Without the pictures, set down the records below word for word.

--- BEGIN RECORDS SUPPLIED ---

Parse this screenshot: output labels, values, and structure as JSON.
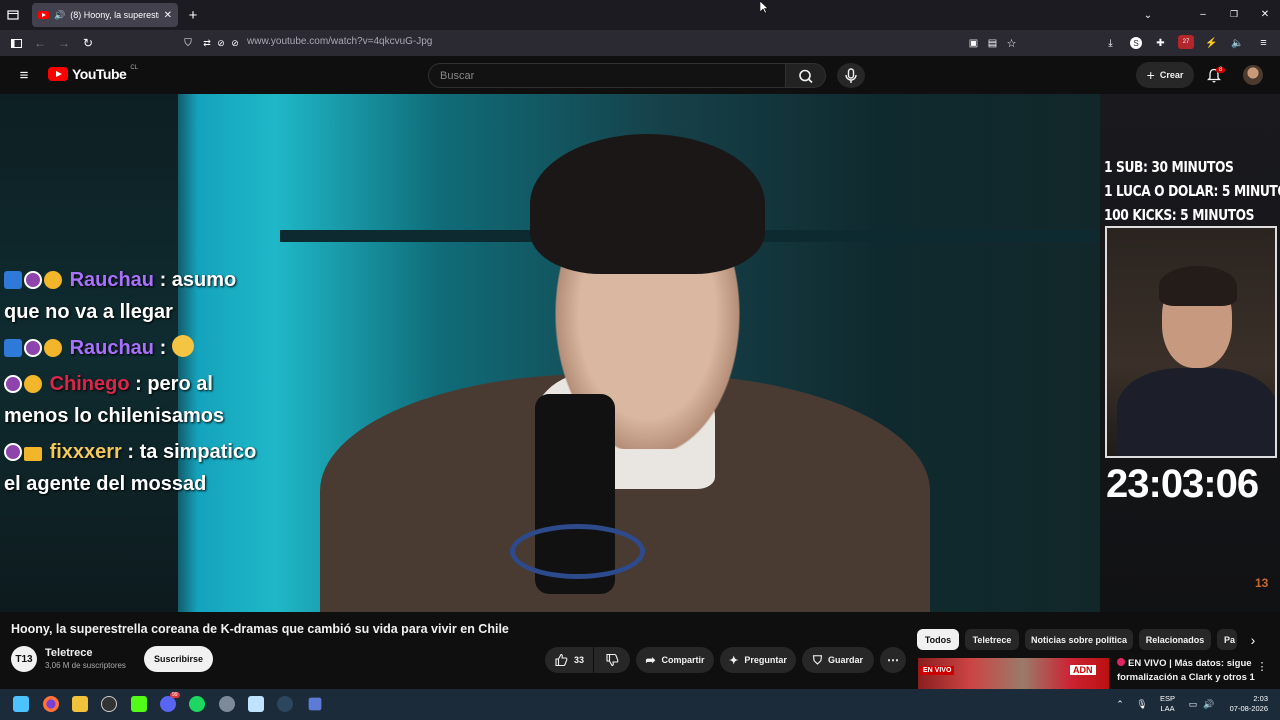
{
  "browser": {
    "tab_title": "(8) Hoony, la superestrella c",
    "url": "www.youtube.com/watch?v=4qkcvuG-Jpg",
    "extension_badge": "27"
  },
  "youtube": {
    "logo_text": "YouTube",
    "logo_country": "CL",
    "search_placeholder": "Buscar",
    "create_label": "Crear",
    "notifications_count": "8"
  },
  "stream_overlay": {
    "chat": [
      {
        "user": "Rauchau",
        "message": ": asumo",
        "message_cont": "que no va a llegar",
        "user_color": "#a970ff"
      },
      {
        "user": "Rauchau",
        "message": ":",
        "user_color": "#a970ff"
      },
      {
        "user": "Chinego",
        "message": ": pero al",
        "message_cont": "menos lo chilenisamos",
        "user_color": "#d9264a"
      },
      {
        "user": "fixxxerr",
        "message": ": ta simpatico",
        "message_cont": "el agente del mossad",
        "user_color": "#f2c95a"
      }
    ],
    "goals": [
      "1 SUB: 30 MINUTOS",
      "1 LUCA O DOLAR: 5 MINUTOS",
      "100 KICKS: 5 MINUTOS"
    ],
    "timer": "23:03:06",
    "corner_mark": "13"
  },
  "video": {
    "title": "Hoony, la superestrella coreana de K-dramas que cambió su vida para vivir en Chile",
    "channel_name": "Teletrece",
    "channel_logo_text": "T13",
    "subscribers": "3,06 M de suscriptores",
    "subscribe_label": "Suscribirse",
    "likes": "33",
    "share_label": "Compartir",
    "ask_label": "Preguntar",
    "save_label": "Guardar"
  },
  "recommendations": {
    "chips": [
      "Todos",
      "Teletrece",
      "Noticias sobre política",
      "Relacionados",
      "Pa"
    ],
    "first": {
      "live_tag": "EN VIVO",
      "channel_tag": "ADN",
      "title": "EN VIVO | Más datos: sigue formalización a Clark y otros 1"
    }
  },
  "taskbar": {
    "language": "ESP",
    "layout": "LAA",
    "time": "2:03",
    "date": "07-08-2026",
    "discord_badge": "99"
  }
}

--- END RECORDS SUPPLIED ---

### SOLUTION FOR THIS EXERCISE
Parse this screenshot: output labels, values, and structure as JSON.
{
  "browser": {
    "tab_title": "(8) Hoony, la superestrella c",
    "url": "www.youtube.com/watch?v=4qkcvuG-Jpg",
    "extension_badge": "27"
  },
  "youtube": {
    "logo_text": "YouTube",
    "logo_country": "CL",
    "search_placeholder": "Buscar",
    "create_label": "Crear",
    "notifications_count": "8"
  },
  "stream_overlay": {
    "chat": [
      {
        "user": "Rauchau",
        "message": ": asumo",
        "message_cont": "que no va a llegar",
        "user_color": "#a970ff"
      },
      {
        "user": "Rauchau",
        "message": ":",
        "user_color": "#a970ff"
      },
      {
        "user": "Chinego",
        "message": ": pero al",
        "message_cont": "menos lo chilenisamos",
        "user_color": "#d9264a"
      },
      {
        "user": "fixxxerr",
        "message": ": ta simpatico",
        "message_cont": "el agente del mossad",
        "user_color": "#f2c95a"
      }
    ],
    "goals": [
      "1 SUB: 30 MINUTOS",
      "1 LUCA O DOLAR: 5 MINUTOS",
      "100 KICKS: 5 MINUTOS"
    ],
    "timer": "23:03:06",
    "corner_mark": "13"
  },
  "video": {
    "title": "Hoony, la superestrella coreana de K-dramas que cambió su vida para vivir en Chile",
    "channel_name": "Teletrece",
    "channel_logo_text": "T13",
    "subscribers": "3,06 M de suscriptores",
    "subscribe_label": "Suscribirse",
    "likes": "33",
    "share_label": "Compartir",
    "ask_label": "Preguntar",
    "save_label": "Guardar"
  },
  "recommendations": {
    "chips": [
      "Todos",
      "Teletrece",
      "Noticias sobre política",
      "Relacionados",
      "Pa"
    ],
    "first": {
      "live_tag": "EN VIVO",
      "channel_tag": "ADN",
      "title": "EN VIVO | Más datos: sigue formalización a Clark y otros 1"
    }
  },
  "taskbar": {
    "language": "ESP",
    "layout": "LAA",
    "time": "2:03",
    "date": "07-08-2026",
    "discord_badge": "99"
  }
}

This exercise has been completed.